**Prompt**
The listing below should be copied in full, word for word.

**Records for the task**

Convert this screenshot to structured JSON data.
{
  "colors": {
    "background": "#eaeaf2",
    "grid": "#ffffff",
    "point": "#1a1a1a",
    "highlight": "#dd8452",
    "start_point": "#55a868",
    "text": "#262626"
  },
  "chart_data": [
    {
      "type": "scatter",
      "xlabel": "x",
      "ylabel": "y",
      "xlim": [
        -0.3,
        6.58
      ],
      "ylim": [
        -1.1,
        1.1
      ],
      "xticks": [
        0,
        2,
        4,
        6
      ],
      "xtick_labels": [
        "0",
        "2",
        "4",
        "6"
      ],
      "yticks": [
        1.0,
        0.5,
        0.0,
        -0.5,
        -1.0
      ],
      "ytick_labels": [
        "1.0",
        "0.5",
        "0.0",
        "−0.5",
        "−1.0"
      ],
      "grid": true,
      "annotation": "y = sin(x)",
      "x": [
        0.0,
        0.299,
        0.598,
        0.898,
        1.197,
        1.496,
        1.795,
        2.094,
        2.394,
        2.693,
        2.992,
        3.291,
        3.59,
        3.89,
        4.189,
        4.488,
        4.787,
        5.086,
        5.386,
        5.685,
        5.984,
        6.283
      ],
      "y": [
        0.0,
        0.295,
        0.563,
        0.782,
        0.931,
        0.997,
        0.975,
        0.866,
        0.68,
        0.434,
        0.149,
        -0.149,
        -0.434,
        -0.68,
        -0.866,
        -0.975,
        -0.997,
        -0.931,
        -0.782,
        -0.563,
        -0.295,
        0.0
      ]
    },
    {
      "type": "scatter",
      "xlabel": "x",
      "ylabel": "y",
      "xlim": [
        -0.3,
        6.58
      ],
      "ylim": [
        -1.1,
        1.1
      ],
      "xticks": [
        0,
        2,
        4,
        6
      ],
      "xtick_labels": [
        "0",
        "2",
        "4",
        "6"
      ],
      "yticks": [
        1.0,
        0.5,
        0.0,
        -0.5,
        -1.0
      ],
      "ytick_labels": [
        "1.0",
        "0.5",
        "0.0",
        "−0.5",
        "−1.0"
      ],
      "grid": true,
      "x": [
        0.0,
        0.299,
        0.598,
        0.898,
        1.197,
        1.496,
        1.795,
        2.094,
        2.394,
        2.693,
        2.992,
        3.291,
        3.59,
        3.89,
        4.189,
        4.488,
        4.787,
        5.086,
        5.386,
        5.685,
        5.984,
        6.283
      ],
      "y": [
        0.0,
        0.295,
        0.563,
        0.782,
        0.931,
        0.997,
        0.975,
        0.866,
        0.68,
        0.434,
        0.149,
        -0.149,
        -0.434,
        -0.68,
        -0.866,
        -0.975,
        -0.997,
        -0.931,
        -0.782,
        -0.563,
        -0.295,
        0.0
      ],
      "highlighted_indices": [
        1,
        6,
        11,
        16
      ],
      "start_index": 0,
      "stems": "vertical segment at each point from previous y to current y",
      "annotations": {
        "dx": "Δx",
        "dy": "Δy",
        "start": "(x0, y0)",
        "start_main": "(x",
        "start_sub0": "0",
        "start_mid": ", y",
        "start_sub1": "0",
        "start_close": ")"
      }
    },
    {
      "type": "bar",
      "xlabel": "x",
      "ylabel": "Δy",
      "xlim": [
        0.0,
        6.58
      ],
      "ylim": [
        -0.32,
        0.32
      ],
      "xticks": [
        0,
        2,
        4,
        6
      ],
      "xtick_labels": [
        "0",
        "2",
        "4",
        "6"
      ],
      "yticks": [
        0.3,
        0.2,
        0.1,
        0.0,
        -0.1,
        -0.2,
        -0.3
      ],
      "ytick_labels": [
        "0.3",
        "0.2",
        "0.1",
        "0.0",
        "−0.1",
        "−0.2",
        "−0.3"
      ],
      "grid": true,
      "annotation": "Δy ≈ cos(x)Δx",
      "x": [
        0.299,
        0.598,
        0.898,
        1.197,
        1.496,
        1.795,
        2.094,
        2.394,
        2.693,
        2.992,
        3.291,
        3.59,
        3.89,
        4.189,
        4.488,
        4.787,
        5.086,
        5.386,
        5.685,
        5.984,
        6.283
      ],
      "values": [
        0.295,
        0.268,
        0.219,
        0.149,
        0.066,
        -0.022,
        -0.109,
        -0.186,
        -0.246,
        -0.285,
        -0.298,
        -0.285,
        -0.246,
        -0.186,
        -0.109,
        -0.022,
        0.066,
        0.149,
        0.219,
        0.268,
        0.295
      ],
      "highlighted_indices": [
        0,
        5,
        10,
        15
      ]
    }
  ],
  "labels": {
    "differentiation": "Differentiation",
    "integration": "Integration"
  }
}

**Answer for this exercise**
Convert this screenshot to structured JSON data.
{
  "colors": {
    "background": "#eaeaf2",
    "grid": "#ffffff",
    "point": "#1a1a1a",
    "highlight": "#dd8452",
    "start_point": "#55a868",
    "text": "#262626"
  },
  "chart_data": [
    {
      "type": "scatter",
      "xlabel": "x",
      "ylabel": "y",
      "xlim": [
        -0.3,
        6.58
      ],
      "ylim": [
        -1.1,
        1.1
      ],
      "xticks": [
        0,
        2,
        4,
        6
      ],
      "xtick_labels": [
        "0",
        "2",
        "4",
        "6"
      ],
      "yticks": [
        1.0,
        0.5,
        0.0,
        -0.5,
        -1.0
      ],
      "ytick_labels": [
        "1.0",
        "0.5",
        "0.0",
        "−0.5",
        "−1.0"
      ],
      "grid": true,
      "annotation": "y = sin(x)",
      "x": [
        0.0,
        0.299,
        0.598,
        0.898,
        1.197,
        1.496,
        1.795,
        2.094,
        2.394,
        2.693,
        2.992,
        3.291,
        3.59,
        3.89,
        4.189,
        4.488,
        4.787,
        5.086,
        5.386,
        5.685,
        5.984,
        6.283
      ],
      "y": [
        0.0,
        0.295,
        0.563,
        0.782,
        0.931,
        0.997,
        0.975,
        0.866,
        0.68,
        0.434,
        0.149,
        -0.149,
        -0.434,
        -0.68,
        -0.866,
        -0.975,
        -0.997,
        -0.931,
        -0.782,
        -0.563,
        -0.295,
        0.0
      ]
    },
    {
      "type": "scatter",
      "xlabel": "x",
      "ylabel": "y",
      "xlim": [
        -0.3,
        6.58
      ],
      "ylim": [
        -1.1,
        1.1
      ],
      "xticks": [
        0,
        2,
        4,
        6
      ],
      "xtick_labels": [
        "0",
        "2",
        "4",
        "6"
      ],
      "yticks": [
        1.0,
        0.5,
        0.0,
        -0.5,
        -1.0
      ],
      "ytick_labels": [
        "1.0",
        "0.5",
        "0.0",
        "−0.5",
        "−1.0"
      ],
      "grid": true,
      "x": [
        0.0,
        0.299,
        0.598,
        0.898,
        1.197,
        1.496,
        1.795,
        2.094,
        2.394,
        2.693,
        2.992,
        3.291,
        3.59,
        3.89,
        4.189,
        4.488,
        4.787,
        5.086,
        5.386,
        5.685,
        5.984,
        6.283
      ],
      "y": [
        0.0,
        0.295,
        0.563,
        0.782,
        0.931,
        0.997,
        0.975,
        0.866,
        0.68,
        0.434,
        0.149,
        -0.149,
        -0.434,
        -0.68,
        -0.866,
        -0.975,
        -0.997,
        -0.931,
        -0.782,
        -0.563,
        -0.295,
        0.0
      ],
      "highlighted_indices": [
        1,
        6,
        11,
        16
      ],
      "start_index": 0,
      "stems": "vertical segment at each point from previous y to current y",
      "annotations": {
        "dx": "Δx",
        "dy": "Δy",
        "start": "(x0, y0)",
        "start_main": "(x",
        "start_sub0": "0",
        "start_mid": ", y",
        "start_sub1": "0",
        "start_close": ")"
      }
    },
    {
      "type": "bar",
      "xlabel": "x",
      "ylabel": "Δy",
      "xlim": [
        0.0,
        6.58
      ],
      "ylim": [
        -0.32,
        0.32
      ],
      "xticks": [
        0,
        2,
        4,
        6
      ],
      "xtick_labels": [
        "0",
        "2",
        "4",
        "6"
      ],
      "yticks": [
        0.3,
        0.2,
        0.1,
        0.0,
        -0.1,
        -0.2,
        -0.3
      ],
      "ytick_labels": [
        "0.3",
        "0.2",
        "0.1",
        "0.0",
        "−0.1",
        "−0.2",
        "−0.3"
      ],
      "grid": true,
      "annotation": "Δy ≈ cos(x)Δx",
      "x": [
        0.299,
        0.598,
        0.898,
        1.197,
        1.496,
        1.795,
        2.094,
        2.394,
        2.693,
        2.992,
        3.291,
        3.59,
        3.89,
        4.189,
        4.488,
        4.787,
        5.086,
        5.386,
        5.685,
        5.984,
        6.283
      ],
      "values": [
        0.295,
        0.268,
        0.219,
        0.149,
        0.066,
        -0.022,
        -0.109,
        -0.186,
        -0.246,
        -0.285,
        -0.298,
        -0.285,
        -0.246,
        -0.186,
        -0.109,
        -0.022,
        0.066,
        0.149,
        0.219,
        0.268,
        0.295
      ],
      "highlighted_indices": [
        0,
        5,
        10,
        15
      ]
    }
  ],
  "labels": {
    "differentiation": "Differentiation",
    "integration": "Integration"
  }
}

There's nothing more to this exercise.